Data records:

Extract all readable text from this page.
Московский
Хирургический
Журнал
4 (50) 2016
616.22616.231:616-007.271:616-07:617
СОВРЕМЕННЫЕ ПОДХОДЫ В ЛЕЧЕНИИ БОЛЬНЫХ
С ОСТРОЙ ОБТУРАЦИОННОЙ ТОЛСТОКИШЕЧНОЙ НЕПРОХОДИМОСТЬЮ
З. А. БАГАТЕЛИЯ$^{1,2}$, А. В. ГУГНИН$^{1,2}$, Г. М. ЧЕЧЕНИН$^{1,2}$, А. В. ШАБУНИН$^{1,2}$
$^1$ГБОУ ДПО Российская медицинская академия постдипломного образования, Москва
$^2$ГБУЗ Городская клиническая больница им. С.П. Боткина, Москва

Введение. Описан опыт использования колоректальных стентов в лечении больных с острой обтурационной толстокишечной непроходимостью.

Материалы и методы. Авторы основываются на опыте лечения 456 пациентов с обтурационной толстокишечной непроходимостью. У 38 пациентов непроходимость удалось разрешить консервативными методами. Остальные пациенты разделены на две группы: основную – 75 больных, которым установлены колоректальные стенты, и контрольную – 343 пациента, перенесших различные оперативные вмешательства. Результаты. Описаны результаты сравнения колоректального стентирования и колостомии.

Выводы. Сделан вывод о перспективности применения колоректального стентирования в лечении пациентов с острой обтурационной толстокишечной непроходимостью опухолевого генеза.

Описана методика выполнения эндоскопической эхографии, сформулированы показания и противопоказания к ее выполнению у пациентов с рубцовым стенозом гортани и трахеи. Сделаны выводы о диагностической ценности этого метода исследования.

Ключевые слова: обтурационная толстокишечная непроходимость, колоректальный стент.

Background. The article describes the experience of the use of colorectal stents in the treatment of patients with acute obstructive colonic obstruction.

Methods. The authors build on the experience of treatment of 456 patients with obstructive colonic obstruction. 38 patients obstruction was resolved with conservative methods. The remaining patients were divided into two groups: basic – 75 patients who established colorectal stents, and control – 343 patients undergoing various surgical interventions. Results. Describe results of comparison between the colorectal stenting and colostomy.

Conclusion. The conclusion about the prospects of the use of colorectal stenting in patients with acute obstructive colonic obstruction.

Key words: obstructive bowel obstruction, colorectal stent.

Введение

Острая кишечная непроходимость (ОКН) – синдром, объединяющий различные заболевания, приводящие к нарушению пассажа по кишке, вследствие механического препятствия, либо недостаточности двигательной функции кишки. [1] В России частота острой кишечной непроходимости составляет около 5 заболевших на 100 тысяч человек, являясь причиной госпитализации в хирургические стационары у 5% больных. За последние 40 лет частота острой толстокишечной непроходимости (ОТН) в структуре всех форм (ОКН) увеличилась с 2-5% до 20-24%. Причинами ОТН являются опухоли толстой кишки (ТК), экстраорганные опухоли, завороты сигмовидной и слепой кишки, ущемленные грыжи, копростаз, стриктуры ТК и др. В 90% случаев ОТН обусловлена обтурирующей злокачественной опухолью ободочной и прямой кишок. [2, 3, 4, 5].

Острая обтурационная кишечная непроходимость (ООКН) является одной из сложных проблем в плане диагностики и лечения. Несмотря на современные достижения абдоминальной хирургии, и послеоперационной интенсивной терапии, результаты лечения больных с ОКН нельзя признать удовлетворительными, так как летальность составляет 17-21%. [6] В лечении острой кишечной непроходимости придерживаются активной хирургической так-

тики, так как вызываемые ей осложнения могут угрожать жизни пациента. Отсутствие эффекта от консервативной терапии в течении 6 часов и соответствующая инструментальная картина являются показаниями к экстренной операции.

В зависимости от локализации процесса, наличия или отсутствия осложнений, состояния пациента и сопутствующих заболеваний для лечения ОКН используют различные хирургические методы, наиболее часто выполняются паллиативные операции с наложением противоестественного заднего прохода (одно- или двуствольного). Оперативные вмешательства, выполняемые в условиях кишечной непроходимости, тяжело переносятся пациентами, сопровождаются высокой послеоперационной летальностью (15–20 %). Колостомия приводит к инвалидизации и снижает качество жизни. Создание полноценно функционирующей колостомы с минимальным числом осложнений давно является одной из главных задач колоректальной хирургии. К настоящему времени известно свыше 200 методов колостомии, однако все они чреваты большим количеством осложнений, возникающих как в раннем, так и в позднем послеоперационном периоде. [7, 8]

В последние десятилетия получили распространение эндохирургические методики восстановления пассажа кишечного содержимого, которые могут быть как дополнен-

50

Task: Pull out all lines of the data with the string "obstruction".

Answer to this exercise:
Background. The article describes the experience of the use of colorectal stents in the treatment of patients with acute obstructive colonic obstruction.
Methods. The authors build on the experience of treatment of 456 patients with obstructive colonic obstruction. 38 patients obstruction was resolved with conservative methods. The remaining patients were divided into two groups: basic – 75 patients who established colorectal stents, and control – 343 patients undergoing various surgical interventions. Results. Describe results of comparison between the colorectal stenting and colostomy.
Conclusion. The conclusion about the prospects of the use of colorectal stenting in patients with acute obstructive colonic obstruction.
Key words: obstructive bowel obstruction, colorectal stent.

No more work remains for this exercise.